Gather all lines from the material that contain the word "around".
* START RECORD EXTRACTS *
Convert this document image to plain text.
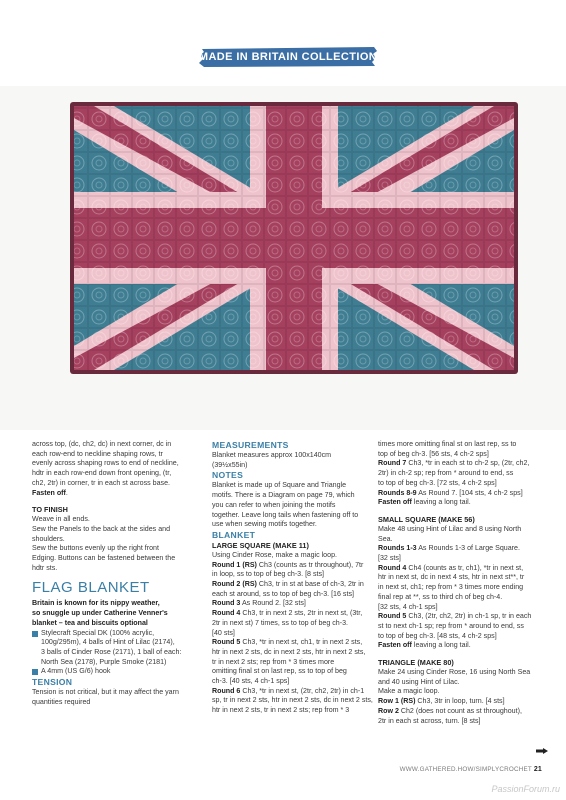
MADE IN BRITAIN COLLECTION

across top, (dc, ch2, dc) in next corner, dc in

each row-end to neckline shaping rows, tr

evenly across shaping rows to end of neckline,

hdtr in each row-end down front opening, (tr,

ch2, 2tr) in corner, tr in each st across base.

Fasten off.

TO FINISH

Weave in all ends.

Sew the Panels to the back at the sides and

shoulders.

Sew the buttons evenly up the right front

Edging. Buttons can be fastened between the

hdtr sts.

FLAG BLANKET

Britain is known for its nippy weather,

so snuggle up under Catherine Venner's

blanket – tea and biscuits optional

Stylecraft Special DK (100% acrylic,

100g/295m), 4 balls of Hint of Lilac (2174),

3 balls of Cinder Rose (2171), 1 ball of each:

North Sea (2178), Purple Smoke (2181)

A 4mm (US G/6) hook

TENSION

Tension is not critical, but it may affect the yarn

quantities required

MEASUREMENTS

Blanket measures approx 100x140cm

(39½x55in)

NOTES

Blanket is made up of Square and Triangle

motifs. There is a Diagram on page 79, which

you can refer to when joining the motifs

together. Leave long tails when fastening off to

use when sewing motifs together.

BLANKET

LARGE SQUARE (MAKE 11)

Using Cinder Rose, make a magic loop.

Round 1 (RS) Ch3 (counts as tr throughout), 7tr

in loop, ss to top of beg ch-3. [8 sts]

Round 2 (RS) Ch3, tr in st at base of ch-3, 2tr in

each st around, ss to top of beg ch-3. [16 sts]

Round 3 As Round 2. [32 sts]

Round 4 Ch3, tr in next 2 sts, 2tr in next st, (3tr,

2tr in next st) 7 times, ss to top of beg ch-3.

[40 sts]

Round 5 Ch3, *tr in next st, ch1, tr in next 2 sts,

htr in next 2 sts, dc in next 2 sts, htr in next 2 sts,

tr in next 2 sts; rep from * 3 times more

omitting final st on last rep, ss to top of beg

ch-3. [40 sts, 4 ch-1 sps]

Round 6 Ch3, *tr in next st, (2tr, ch2, 2tr) in ch-1

sp, tr in next 2 sts, htr in next 2 sts, dc in next 2 sts,

htr in next 2 sts, tr in next 2 sts; rep from * 3

times more omitting final st on last rep, ss to

top of beg ch-3. [56 sts, 4 ch-2 sps]

Round 7 Ch3, *tr in each st to ch-2 sp, (2tr, ch2,

2tr) in ch-2 sp; rep from * around to end, ss

to top of beg ch-3. [72 sts, 4 ch-2 sps]

Rounds 8-9 As Round 7. [104 sts, 4 ch-2 sps]

Fasten off leaving a long tail.

SMALL SQUARE (MAKE 56)

Make 48 using Hint of Lilac and 8 using North

Sea.

Rounds 1-3 As Rounds 1-3 of Large Square.

[32 sts]

Round 4 Ch4 (counts as tr, ch1), *tr in next st,

htr in next st, dc in next 4 sts, htr in next st**, tr

in next st, ch1; rep from * 3 times more ending

final rep at **, ss to third ch of beg ch-4.

[32 sts, 4 ch-1 sps]

Round 5 Ch3, (2tr, ch2, 2tr) in ch-1 sp, tr in each

st to next ch-1 sp; rep from * around to end, ss

to top of beg ch-3. [48 sts, 4 ch-2 sps]

Fasten off leaving a long tail.

TRIANGLE (MAKE 80)

Make 24 using Cinder Rose, 16 using North Sea

and 40 using Hint of Lilac.

Make a magic loop.

Row 1 (RS) Ch3, 3tr in loop, turn. [4 sts]

Row 2 Ch2 (does not count as st throughout),

2tr in each st across, turn. [8 sts]

WWW.GATHERED.HOW/SIMPLYCROCHET 21
PassionForum.ru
* END RECORD EXTRACTS *
**THE SOLUTION**
each st around, ss to top of beg ch-3. [16 sts]
2tr) in ch-2 sp; rep from * around to end, ss
st to next ch-1 sp; rep from * around to end, ss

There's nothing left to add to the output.